■ Work instructions:
**A)** In the text on the Jungmädelbund, girls of what ages belonged to this section of the Hitler Youth?
**B)** Name every requirement in the bulleted list of the recruitment section of the Jungmädelbund text.
**C)** Reproduce the stretch of the Jungmädelbund text from "Youth organisation of" through "by Artur Axmann).".

■ Document section:

Youth organisation of the Nazi Party for girls

The Jungmädelbund (German for "Young Girls' League") was the section of the Hitler Youth for girls between the ages of 10 and 14.

It was called the Jungmädelbund in German, and commonly abbreviated in period and contemporary historical writings as JM. Since this was a girls' organization, it fell under the League of German Girls (BDM), which was led by the BDM-Reichsreferentin (National Speaker of the BDM), who reported to the overall head of the Hitler Youth, Baldur von Schirach (who was later succeeded by Artur Axmann).

==Background==

After the Gleichschaltung in 1933, the League of German Girls became the only girls' organization in the Third Reich. All other groups, including church groups and scouting organizations, were either absorbed into the Hitler Youth or banned. In 1936, the First Hitler Youth Law made membership compulsory for all girls aged 10 or older. The same law also made membership in the male Hitler Youth compulsory for all boys above the age of 10.

== Recruitment and organisation ==
New members had to register for their service between March 1 and March 10 of every year. Registration was held at a local League of German Girls administrative office. Girls had to have completed fourth grade and meet the following requirements:
- Be of racial/ethnic German heritage
- Be a German citizen
- Be free of hereditary diseases

If a girl met those requirements, she was assigned to a
on the geographical location she lived at. In order to become an official member, she had to now attend preparatory service which consisted of her participation of one Jungmädel meeting, one sports afternoon which was to include a test of her courage, and a lecture about the tasks of the Jungmädel.

■ Source records:
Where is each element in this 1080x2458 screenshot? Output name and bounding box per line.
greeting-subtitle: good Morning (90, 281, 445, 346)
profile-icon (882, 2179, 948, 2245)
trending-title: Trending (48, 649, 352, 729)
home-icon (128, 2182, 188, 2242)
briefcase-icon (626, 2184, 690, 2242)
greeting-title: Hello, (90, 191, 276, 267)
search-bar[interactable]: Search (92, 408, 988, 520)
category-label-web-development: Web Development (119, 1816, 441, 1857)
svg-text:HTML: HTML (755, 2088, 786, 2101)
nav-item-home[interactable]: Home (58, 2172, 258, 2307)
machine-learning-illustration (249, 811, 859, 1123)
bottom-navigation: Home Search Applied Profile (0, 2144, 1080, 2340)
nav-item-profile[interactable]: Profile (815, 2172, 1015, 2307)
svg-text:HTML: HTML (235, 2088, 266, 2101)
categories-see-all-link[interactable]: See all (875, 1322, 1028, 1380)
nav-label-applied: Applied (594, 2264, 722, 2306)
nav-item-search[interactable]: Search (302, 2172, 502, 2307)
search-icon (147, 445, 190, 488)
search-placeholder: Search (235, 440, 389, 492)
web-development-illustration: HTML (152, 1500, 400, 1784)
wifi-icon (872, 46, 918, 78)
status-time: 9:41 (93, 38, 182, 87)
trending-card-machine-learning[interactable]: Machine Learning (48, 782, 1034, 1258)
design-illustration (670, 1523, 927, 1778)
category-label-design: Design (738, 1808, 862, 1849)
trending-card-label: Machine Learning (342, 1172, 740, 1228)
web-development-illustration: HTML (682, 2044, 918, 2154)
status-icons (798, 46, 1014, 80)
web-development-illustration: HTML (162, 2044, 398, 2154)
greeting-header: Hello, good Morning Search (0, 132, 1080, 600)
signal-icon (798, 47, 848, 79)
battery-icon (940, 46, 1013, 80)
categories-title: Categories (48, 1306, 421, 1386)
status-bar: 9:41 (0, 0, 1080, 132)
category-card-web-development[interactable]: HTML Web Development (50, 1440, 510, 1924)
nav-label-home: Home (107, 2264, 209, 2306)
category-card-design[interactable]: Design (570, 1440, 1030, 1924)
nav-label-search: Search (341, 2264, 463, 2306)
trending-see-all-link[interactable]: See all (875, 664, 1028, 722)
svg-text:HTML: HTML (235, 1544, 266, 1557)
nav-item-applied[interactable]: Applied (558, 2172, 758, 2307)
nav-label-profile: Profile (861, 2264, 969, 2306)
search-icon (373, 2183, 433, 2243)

■ Solutions to the problems:
**A)** Girls between the ages of 10 and 14.

**B)**
- Be of racial/ethnic German heritage
- Be a German citizen
- Be free of hereditary diseases

**C)**
Youth organisation of the Nazi Party for girls

The Jungmädelbund (German for "Young Girls' League") was the section of the Hitler Youth for girls between the ages of 10 and 14.

It was called the Jungmädelbund in German, and commonly abbreviated in period and contemporary historical writings as JM. Since this was a girls' organization, it fell under the League of German Girls (BDM), which was led by the BDM-Reichsreferentin (National Speaker of the BDM), who reported to the overall head of the Hitler Youth, Baldur von Schirach (who was later succeeded by Artur Axmann).